What is being asked: List every line below containing "Belakang".

(Dataset records)
^^^^^^^^
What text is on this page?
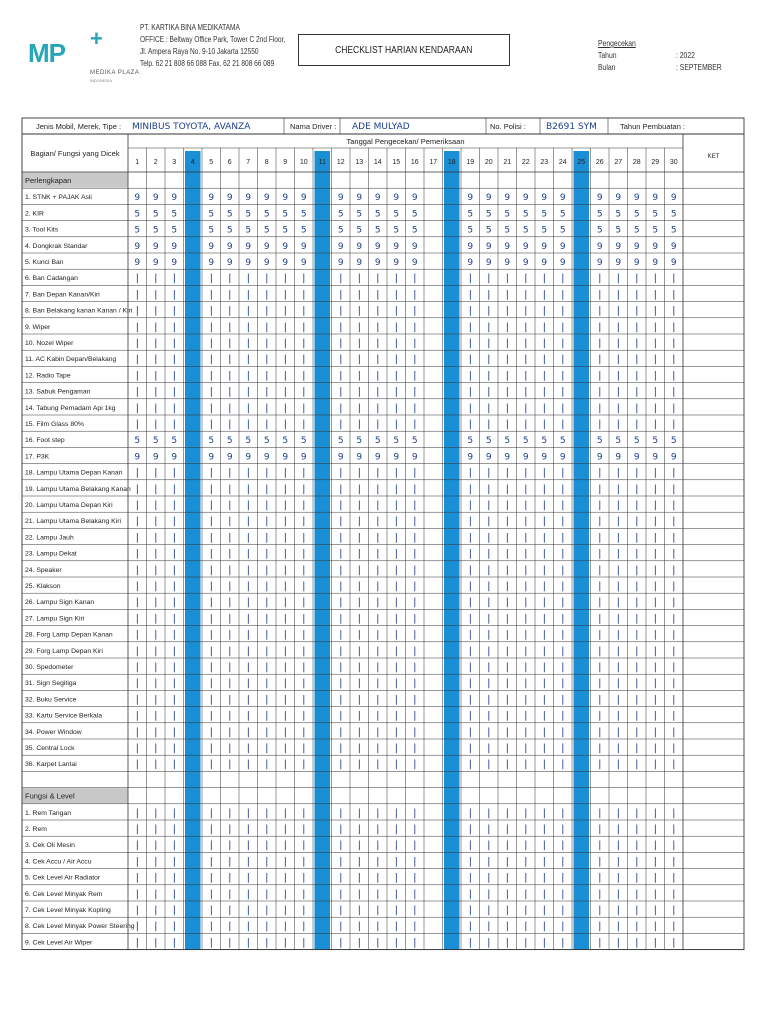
MP +
MEDIKA PLAZA
INDONESIA
PT. KARTIKA BINA MEDIKATAMA
OFFICE : Beltway Office Park, Tower C 2nd Floor,
Jl. Ampera Raya No. 9-10 Jakarta 12550
Telp. 62 21 808 66 088 Fax. 62 21 808 66 089
CHECKLIST HARIAN KENDARAAN
Pengecekan
Tahun	: 2022
Bulan	: SEPTEMBER
Jenis Mobil, Merek, Tipe : MINIBUS TOYOTA, AVANZA	Nama Driver : ADE MULYAD	No. Polisi : B2691 SYM	Tahun Pembuatan :
Bagian/ Fungsi yang Dicek
Tanggal Pengecekan/ Pemeriksaan
KET
1 2 3 4 5 6 7 8 9 10 11 12 13 14 15 16 17 18 19 20 21 22 23 24 25 26 27 28 29 30
Perlengkapan
1. STNK + PAJAK Asli	9 9 9	9 9 9 9 9 9	9 9 9 9 9	9 9 9 9 9 9	9 9 9 9 9
2. KIR	5 5 5	5 5 5 5 5 5	5 5 5 5 5	5 5 5 5 5 5	5 5 5 5 5
3. Tool Kits	5 5 5	5 5 5 5 5 5	5 5 5 5 5	5 5 5 5 5 5	5 5 5 5 5
4. Dongkrak Standar	9 9 9	9 9 9 9 9 9	9 9 9 9 9	9 9 9 9 9 9	9 9 9 9 9
5. Kunci Ban	9 9 9	9 9 9 9 9 9	9 9 9 9 9	9 9 9 9 9 9	9 9 9 9 9
6. Ban Cadangan	| | |	| | | | | |	| | | | |	| | | | | |	| | | | |
7. Ban Depan Kanan/Kiri	| | |	| | | | | |	| | | | |	| | | | | |	| | | | |
8. Ban Belakang kanan Kanan / Kiri | | |	| | | | | |	| | | | |	| | | | | |	| | | | |
9. Wiper	| | |	| | | | | |	| | | | |	| | | | | |	| | | | |
10. Nozel Wiper	| | |	| | | | | |	| | | | |	| | | | | |	| | | | |
11. AC Kabin Depan/Belakang | | |	| | | | | |	| | | | |	| | | | | |	| | | | |
12. Radio Tape	| | |	| | | | | |	| | | | |	| | | | | |	| | | | |
13. Sabuk Pengaman	| | |	| | | | | |	| | | | |	| | | | | |	| | | | |
14. Tabung Pemadam Api 1kg | | |	| | | | | |	| | | | |	| | | | | |	| | | | |
15. Film Glass 80%	| | |	| | | | | |	| | | | |	| | | | | |	| | | | |
16. Foot step	5 5 5	5 5 5 5 5 5	5 5 5 5 5	5 5 5 5 5 5	5 5 5 5 5
17. P3K	9 9 9	9 9 9 9 9 9	9 9 9 9 9	9 9 9 9 9 9	9 9 9 9 9
18. Lampu Utama Depan Kanan | | |	| | | | | |	| | | | |	| | | | | |	| | | | |
19. Lampu Utama Belakang Kanan | | |	| | | | | |	| | | | |	| | | | | |	| | | | |
20. Lampu Utama Depan Kiri | | |	| | | | | |	| | | | |	| | | | | |	| | | | |
21. Lampu Utama Belakang Kiri | | |	| | | | | |	| | | | |	| | | | | |	| | | | |
22. Lampu Jauh	| | |	| | | | | |	| | | | |	| | | | | |	| | | | |
23. Lampu Dekat	| | |	| | | | | |	| | | | |	| | | | | |	| | | | |
24. Speaker	| | |	| | | | | |	| | | | |	| | | | | |	| | | | |
25. Klakson	| | |	| | | | | |	| | | | |	| | | | | |	| | | | |
26. Lampu Sign Kanan	| | |	| | | | | |	| | | | |	| | | | | |	| | | | |
27. Lampu Sign Kiri	| | |	| | | | | |	| | | | |	| | | | | |	| | | | |
28. Forg Lamp Depan Kanan | | |	| | | | | |	| | | | |	| | | | | |	| | | | |
29. Forg Lamp Depan Kiri	| | |	| | | | | |	| | | | |	| | | | | |	| | | | |
30. Spedometer	| | |	| | | | | |	| | | | |	| | | | | |	| | | | |
31. Sign Segitiga	| | |	| | | | | |	| | | | |	| | | | | |	| | | | |
32. Buku Service	| | |	| | | | | |	| | | | |	| | | | | |	| | | | |
33. Kartu Service Berkala	| | |	| | | | | |	| | | | |	| | | | | |	| | | | |
34. Power Window	| | |	| | | | | |	| | | | |	| | | | | |	| | | | |
35. Central Lock	| | |	| | | | | |	| | | | |	| | | | | |	| | | | |
36. Karpet Lantai	| | |	| | | | | |	| | | | |	| | | | | |	| | | | |
Fungsi & Level
1. Rem Tangan	| | |	| | | | | |	| | | | |	| | | | | |	| | | | |
2. Rem	| | |	| | | | | |	| | | | |	| | | | | |	| | | | |
3. Cek Oli Mesin	| | |	| | | | | |	| | | | |	| | | | | |	| | | | |
4. Cek Accu / Air Accu	| | |	| | | | | |	| | | | |	| | | | | |	| | | | |
5. Cek Level Air Radiator	| | |	| | | | | |	| | | | |	| | | | | |	| | | | |
6. Cek Level Minyak Rem	| | |	| | | | | |	| | | | |	| | | | | |	| | | | |
7. Cek Level Minyak Kopling | | |	| | | | | |	| | | | |	| | | | | |	| | | | |
8. Cek Level Minyak Power Steering | | |	| | | | | |	| | | | |	| | | | | |	| | | | |
9. Cek Level Air Wiper	| | |	| | | | | |	| | | | |	| | | | | |	| | | | |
^^^^^^^^
Answer to the exercise:
8. Ban Belakang kanan Kanan / Kiri | | |	| | | | | |	| | | | |	| | | | | |	| | | | |
11. AC Kabin Depan/Belakang | | |	| | | | | |	| | | | |	| | | | | |	| | | | |
19. Lampu Utama Belakang Kanan | | |	| | | | | |	| | | | |	| | | | | |	| | | | |
21. Lampu Utama Belakang Kiri | | |	| | | | | |	| | | | |	| | | | | |	| | | | |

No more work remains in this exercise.